Introduction

The objective of this study was to show the feasibility of performing ASL based high resolution perfusion imaging in the mouse brain at 9.4 Tesla with improved image quality. pCASL is a modified form of CASL (Continuous Arterial Spin Labeling) where a short train of flow driven adiabatic pulses invert the spins in the feeding artery across the labeling plane. pCASL has been proven to show high SNR and sensitivity when compared to Pulsed ASL (PASL) techniques like FAIR. One of the main challenges in applying pCASL at Ultra High Field (UHF) is that the labelling efficiency is highly sensitive to the B0 Homogeneity at the labeling plane. In this work we applied previously reported pCASL with phase optimization technique [1] to measure perfusion on a mouse brain at 9.4 Tesla using phase optimization to minimize the effect of B0 inhomogeneity at the labelling plane. We used fcFLASH based technique to measure the labeling efficiency of pCASL sequence and compared the labeling efficiency with FAIR ASL in mouse brain.

Materials and Methods:

MR Imaging experiments carried out in this study were approved and in compliance with IACUC (Institutional Animal Care and Use Committee). MR imaging was performed on 9.4T Bruker Biospec (Horizontal Bore) scanner/ Avance III Console/Paravision 6.01 interfaced with 86 mm volume transmit and 4-channel phased array receive coil. Two male Balb/C mice of twelve weeks old were used in this study. Animals were anesthetized with 3% isoflurane for induction and maintained at 2-3% isoflurane during the MR experiments. Respiration rate and body temperature were maintained at ~100 bpm and at ~37°C. One mouse was imaged twice, (one day interval).

MR Imaging Experiments

The pCASL sequence and other labeling parameters are adapted from the previous reported article [1] on rat brain using unbalanced pCASL. The imaging slice was located at the iso-center and the labeling pulses were place at an angle perpendicular to the carotid artery approximately around 1cm away from the iso-center. 3D Mapshim procedure were done covering both the imaging and labelling slice before the imaging experiment. The labeling pulse train consisted of Hanning window shaped RF pulses with an B1 of 5μT, pulse duration/pulse rate= 400μs/800μs, Gmax/Gave= 45/5 mT/m, Both label and control phase optimization pre-scans were performed with the similar parameters with labeling duration τ= 1.5s, No of Repetition=1. The optimal labeling phase is computed and it was used to measure the actual pCASL perfusion measurement as reported earlier [1]. For the pCASL measurement, Labelling duration of τ=3s and Post Labelling Delay (PLD) of 300ms were used. Image acquisition was performed through single-shot EPI with FOV=2x2cm², slice thickness=1.5mm, matrix=96x96, TE=16ms, TR=4s, No of Repetition =30. To quantify CBF, T1 maps were acquired with single shot EPI with slice selective inversion at 10 TI’s ranging from 30 to 8000 with a TR of 10000) and inversion efficiencies were measured with fcFLASH sequence at ~4 mm above the labeling slice with PLD=0 and τ =200ms. A FAIR based PASL dataset was also measured with 30 TI’s and a shim volume covering from head to abdomen. The FAIR-derived CBF and labeling efficiency were compared with that of the fcFLASH based method. Perfusion imaging experiments were done on one mouse on different days to determine the repeatability of CBF derived from pCASL.

========================================

WORK INSTRUCTION A » In the pCASL mouse perfusion study, what labeling duration and post-labeling delay were used for the pCASL measurement?
WORK INSTRUCTION B » Extend the pCASL mouse perfusion study, continuing on from its final sentence.

(Dataset entries)
========================================

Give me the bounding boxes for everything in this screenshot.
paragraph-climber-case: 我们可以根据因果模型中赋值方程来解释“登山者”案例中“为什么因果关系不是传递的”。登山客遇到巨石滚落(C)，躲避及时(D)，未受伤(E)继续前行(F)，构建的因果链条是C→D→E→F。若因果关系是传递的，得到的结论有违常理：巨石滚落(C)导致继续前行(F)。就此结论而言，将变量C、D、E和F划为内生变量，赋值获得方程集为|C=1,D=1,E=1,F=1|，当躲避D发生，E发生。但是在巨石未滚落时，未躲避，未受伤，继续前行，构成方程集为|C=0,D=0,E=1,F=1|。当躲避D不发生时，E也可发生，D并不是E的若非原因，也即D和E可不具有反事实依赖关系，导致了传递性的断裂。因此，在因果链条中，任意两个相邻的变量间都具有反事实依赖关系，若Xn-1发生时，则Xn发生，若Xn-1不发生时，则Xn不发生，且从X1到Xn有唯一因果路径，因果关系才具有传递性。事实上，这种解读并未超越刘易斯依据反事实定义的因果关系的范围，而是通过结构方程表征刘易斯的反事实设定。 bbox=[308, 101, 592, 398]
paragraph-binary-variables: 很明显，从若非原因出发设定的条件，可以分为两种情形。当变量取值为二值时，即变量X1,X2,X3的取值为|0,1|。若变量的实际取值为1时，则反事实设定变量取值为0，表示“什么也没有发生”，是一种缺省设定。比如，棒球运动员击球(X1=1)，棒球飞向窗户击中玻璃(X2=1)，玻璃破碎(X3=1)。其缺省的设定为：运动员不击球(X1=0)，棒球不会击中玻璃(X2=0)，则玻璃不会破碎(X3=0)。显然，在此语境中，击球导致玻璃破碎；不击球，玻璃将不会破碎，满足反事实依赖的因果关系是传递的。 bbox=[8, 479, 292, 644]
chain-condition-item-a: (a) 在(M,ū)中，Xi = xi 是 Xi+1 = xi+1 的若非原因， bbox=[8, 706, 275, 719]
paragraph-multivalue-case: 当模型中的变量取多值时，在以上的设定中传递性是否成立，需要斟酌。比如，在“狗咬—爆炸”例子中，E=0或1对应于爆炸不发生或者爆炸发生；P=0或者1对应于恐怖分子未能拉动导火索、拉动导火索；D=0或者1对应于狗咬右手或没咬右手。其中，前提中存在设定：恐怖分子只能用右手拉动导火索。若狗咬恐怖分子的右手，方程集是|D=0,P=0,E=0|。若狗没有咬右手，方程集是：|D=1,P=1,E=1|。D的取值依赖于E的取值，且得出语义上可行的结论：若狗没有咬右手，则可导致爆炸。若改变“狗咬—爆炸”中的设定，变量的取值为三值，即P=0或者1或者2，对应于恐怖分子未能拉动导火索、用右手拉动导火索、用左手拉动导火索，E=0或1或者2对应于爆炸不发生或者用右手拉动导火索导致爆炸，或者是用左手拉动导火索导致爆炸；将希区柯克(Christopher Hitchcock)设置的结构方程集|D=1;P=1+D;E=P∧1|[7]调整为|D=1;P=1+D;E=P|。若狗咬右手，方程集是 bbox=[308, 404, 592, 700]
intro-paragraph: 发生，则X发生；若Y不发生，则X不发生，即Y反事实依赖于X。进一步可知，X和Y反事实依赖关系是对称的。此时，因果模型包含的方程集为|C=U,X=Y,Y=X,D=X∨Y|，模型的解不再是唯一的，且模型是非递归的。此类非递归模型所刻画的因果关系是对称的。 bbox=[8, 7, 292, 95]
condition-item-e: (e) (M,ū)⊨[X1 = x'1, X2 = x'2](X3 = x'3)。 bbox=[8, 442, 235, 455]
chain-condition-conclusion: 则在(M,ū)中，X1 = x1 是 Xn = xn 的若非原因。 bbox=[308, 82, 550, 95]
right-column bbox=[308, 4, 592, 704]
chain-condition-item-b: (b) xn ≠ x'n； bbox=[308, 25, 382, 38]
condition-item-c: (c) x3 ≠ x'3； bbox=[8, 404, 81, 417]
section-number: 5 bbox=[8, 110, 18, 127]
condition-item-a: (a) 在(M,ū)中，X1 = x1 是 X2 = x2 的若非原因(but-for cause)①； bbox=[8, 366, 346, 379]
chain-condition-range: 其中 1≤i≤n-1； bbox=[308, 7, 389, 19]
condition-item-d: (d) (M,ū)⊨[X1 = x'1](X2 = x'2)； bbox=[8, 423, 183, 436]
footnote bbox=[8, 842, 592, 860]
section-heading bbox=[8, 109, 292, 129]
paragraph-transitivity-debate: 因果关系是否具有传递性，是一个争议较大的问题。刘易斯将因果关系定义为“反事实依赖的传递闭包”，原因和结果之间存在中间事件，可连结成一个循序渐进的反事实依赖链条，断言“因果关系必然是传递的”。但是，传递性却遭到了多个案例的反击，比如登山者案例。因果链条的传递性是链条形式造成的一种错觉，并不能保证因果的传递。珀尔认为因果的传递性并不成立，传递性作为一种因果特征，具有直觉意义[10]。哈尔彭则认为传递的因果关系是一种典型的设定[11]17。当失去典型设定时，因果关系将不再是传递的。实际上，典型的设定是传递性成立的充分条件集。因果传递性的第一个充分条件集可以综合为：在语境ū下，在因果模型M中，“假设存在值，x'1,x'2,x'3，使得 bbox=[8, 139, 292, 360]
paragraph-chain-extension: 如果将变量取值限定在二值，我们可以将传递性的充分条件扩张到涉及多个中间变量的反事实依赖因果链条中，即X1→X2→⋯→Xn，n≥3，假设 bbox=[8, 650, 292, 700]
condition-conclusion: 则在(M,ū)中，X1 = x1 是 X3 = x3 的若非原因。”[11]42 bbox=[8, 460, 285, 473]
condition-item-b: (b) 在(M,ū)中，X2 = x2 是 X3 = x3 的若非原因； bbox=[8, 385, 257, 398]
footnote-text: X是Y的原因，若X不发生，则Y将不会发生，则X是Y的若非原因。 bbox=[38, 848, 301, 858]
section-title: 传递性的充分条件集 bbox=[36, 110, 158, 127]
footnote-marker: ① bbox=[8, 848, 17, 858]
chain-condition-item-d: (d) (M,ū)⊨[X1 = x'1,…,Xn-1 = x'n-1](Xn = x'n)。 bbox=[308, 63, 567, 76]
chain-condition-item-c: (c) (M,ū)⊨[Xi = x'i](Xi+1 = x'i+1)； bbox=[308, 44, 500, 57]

========================================

ANSWER A » A labeling duration of τ = 3 s and a post-labeling delay of 300 ms.

ANSWER B »
Results and Discussion:

Figure 1(a)-1(f) shows the perfusion imaging results from a mouse performed on different days, with same experimental setup and procedures performed during the two sessions of the experiments. Table 1 shows the CBF results of the two experiments on different regions (Cortex, Hippocampus & Thalamus) of the mouse brain. Our results of mouse brain CBF are in agreement with the previously published article [2] at 11.7 Tesla by Duhamel et al. The reproducibility of the two experiments conducted on the same mice shows high reproducibility of pCASL sequence in measuring the CBF.

Conclusion:

Based on our results, with the proposed method of phase optimization, labelling slice can be place away from the iso-center of the magnet. This will allow us to place the imaging slice at the iso-center, which has showed significant improvement in the image quality when compared to Duhamel et al [2] of the mouse brain at ultra-high field strengths.

Acknowledgements

No acknowledgement found.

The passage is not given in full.